TASK DIRECTIONS —
Can all of these lines be returned exactly?

ENTRIES SHOWN —
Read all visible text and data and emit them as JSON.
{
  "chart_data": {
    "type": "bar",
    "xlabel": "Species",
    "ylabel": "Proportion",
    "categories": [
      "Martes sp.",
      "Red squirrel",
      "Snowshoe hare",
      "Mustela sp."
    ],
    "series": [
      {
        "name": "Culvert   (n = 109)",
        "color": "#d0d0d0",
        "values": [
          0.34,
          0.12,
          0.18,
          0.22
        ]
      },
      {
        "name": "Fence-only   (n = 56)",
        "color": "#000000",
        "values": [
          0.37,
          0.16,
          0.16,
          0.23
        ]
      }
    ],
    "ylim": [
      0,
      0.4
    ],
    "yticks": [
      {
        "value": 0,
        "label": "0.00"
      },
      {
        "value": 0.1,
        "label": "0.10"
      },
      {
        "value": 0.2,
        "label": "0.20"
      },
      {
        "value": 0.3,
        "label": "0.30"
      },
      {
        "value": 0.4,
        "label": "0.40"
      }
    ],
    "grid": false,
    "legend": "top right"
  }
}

FULL SOLUTION —
Read all visible text and data and emit them as JSON.
{
  "chart_data": {
    "type": "bar",
    "xlabel": "Species",
    "ylabel": "Proportion",
    "categories": [
      "Martes sp.",
      "Red squirrel",
      "Snowshoe hare",
      "Mustela sp."
    ],
    "series": [
      {
        "name": "Culvert   (n = 109)",
        "color": "#d0d0d0",
        "values": [
          0.34,
          0.12,
          0.18,
          0.22
        ]
      },
      {
        "name": "Fence-only   (n = 56)",
        "color": "#000000",
        "values": [
          0.37,
          0.16,
          0.16,
          0.23
        ]
      }
    ],
    "ylim": [
      0,
      0.4
    ],
    "yticks": [
      {
        "value": 0,
        "label": "0.00"
      },
      {
        "value": 0.1,
        "label": "0.10"
      },
      {
        "value": 0.2,
        "label": "0.20"
      },
      {
        "value": 0.3,
        "label": "0.30"
      },
      {
        "value": 0.4,
        "label": "0.40"
      }
    ],
    "grid": false,
    "legend": "top right"
  }
}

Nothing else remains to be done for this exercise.